Answer with one number: how many lines hold "Zealand".

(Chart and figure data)
↓

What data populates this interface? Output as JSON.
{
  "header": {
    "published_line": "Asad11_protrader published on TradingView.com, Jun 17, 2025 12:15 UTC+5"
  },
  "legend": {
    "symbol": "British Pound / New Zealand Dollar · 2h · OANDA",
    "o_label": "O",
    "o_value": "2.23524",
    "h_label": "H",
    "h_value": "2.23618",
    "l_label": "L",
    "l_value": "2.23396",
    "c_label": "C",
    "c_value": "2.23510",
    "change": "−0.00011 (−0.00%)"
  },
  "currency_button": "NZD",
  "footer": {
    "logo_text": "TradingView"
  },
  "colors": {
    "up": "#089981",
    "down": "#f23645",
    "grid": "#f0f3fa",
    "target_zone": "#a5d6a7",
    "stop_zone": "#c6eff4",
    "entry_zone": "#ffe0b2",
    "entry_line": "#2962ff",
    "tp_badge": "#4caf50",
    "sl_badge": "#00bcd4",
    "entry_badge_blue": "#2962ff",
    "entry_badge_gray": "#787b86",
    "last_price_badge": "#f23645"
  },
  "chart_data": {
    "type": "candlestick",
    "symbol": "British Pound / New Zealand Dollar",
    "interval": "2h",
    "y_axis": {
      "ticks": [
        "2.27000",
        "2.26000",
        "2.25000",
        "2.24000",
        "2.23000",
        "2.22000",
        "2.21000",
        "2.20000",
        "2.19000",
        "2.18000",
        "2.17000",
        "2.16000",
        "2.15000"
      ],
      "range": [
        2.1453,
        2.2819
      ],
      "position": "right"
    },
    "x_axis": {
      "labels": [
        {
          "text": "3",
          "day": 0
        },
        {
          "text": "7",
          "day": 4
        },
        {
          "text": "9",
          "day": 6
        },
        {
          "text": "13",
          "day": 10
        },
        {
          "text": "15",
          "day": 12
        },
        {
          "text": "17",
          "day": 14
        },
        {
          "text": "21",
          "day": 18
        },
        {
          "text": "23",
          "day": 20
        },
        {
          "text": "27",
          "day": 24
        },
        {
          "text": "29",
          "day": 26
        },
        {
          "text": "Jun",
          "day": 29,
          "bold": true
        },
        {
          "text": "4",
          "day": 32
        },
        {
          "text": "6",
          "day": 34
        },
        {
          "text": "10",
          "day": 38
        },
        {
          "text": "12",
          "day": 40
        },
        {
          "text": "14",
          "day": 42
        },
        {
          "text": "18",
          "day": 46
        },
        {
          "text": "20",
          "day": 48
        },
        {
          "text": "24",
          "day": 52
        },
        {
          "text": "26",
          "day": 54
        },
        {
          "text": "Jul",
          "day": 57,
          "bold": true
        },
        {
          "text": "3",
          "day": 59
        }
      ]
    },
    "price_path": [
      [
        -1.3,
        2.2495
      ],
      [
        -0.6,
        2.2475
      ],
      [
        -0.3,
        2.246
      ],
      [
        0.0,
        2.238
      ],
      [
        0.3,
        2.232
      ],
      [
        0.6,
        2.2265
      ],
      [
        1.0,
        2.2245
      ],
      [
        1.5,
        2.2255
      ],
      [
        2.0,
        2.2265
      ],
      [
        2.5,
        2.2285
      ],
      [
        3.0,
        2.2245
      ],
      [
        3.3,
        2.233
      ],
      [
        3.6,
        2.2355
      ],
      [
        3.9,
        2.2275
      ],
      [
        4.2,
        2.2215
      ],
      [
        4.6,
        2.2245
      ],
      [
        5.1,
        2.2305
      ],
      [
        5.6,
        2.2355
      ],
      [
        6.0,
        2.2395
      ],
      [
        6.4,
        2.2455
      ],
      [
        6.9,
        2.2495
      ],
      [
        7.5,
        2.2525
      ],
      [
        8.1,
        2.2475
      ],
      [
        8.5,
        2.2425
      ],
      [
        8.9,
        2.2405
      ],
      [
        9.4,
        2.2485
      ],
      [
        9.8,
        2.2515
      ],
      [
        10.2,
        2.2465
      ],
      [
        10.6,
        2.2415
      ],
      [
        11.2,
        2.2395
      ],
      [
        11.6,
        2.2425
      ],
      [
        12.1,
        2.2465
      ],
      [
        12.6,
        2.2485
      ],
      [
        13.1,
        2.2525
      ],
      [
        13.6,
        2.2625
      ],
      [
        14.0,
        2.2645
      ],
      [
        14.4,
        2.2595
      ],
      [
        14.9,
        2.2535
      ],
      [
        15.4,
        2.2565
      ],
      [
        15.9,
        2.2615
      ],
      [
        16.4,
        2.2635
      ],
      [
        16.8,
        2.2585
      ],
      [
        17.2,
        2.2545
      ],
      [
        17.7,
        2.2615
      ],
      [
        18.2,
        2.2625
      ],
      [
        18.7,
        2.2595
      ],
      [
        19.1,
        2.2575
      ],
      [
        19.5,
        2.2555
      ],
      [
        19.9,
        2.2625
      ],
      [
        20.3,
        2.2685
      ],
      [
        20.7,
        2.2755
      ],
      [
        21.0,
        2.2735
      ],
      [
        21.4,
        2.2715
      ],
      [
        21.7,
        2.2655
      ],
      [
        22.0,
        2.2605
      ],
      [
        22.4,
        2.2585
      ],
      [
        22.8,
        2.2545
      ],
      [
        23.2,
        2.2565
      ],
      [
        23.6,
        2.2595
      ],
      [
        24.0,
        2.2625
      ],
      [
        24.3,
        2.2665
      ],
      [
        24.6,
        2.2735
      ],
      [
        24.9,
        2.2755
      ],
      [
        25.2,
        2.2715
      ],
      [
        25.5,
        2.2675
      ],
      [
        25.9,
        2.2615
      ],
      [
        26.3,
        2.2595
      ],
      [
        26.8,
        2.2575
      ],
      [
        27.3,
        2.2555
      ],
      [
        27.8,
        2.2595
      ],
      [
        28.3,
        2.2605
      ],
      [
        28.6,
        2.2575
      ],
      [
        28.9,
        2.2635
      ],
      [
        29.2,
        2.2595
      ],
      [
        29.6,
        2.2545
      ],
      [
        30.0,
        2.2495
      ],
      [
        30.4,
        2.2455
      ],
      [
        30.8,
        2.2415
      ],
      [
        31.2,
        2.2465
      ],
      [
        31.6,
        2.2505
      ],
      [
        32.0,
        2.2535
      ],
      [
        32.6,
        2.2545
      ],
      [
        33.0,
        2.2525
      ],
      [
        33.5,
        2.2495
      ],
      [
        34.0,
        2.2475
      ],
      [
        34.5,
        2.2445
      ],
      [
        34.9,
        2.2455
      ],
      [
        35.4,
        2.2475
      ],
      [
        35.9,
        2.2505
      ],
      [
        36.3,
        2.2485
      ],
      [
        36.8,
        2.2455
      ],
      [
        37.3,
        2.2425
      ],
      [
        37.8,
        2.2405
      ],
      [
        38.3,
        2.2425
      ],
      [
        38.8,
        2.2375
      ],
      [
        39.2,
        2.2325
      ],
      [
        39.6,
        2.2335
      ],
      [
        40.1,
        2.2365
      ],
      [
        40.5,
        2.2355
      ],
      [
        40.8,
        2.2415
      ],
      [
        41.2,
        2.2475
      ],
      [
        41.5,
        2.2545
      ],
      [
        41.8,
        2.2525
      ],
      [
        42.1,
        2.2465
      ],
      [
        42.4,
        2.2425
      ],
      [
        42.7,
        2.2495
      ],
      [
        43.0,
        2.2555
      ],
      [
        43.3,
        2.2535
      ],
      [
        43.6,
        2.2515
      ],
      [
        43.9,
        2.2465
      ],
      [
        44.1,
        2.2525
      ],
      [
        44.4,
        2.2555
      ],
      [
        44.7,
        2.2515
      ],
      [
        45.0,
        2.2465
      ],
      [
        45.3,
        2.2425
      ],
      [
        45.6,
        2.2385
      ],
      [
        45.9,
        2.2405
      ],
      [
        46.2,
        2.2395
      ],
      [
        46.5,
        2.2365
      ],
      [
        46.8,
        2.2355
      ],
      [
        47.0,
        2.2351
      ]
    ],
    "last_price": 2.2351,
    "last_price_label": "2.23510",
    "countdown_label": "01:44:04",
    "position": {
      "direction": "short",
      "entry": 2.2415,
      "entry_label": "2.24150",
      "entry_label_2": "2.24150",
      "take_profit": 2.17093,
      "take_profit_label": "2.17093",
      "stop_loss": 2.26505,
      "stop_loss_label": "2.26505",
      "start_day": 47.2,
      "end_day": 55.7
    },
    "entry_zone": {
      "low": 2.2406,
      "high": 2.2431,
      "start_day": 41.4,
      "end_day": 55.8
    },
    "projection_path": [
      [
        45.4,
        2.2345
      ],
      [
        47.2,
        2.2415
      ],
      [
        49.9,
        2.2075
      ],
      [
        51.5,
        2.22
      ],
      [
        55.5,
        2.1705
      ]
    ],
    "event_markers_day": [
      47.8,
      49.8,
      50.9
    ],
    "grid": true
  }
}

↑

• **Full response**:
2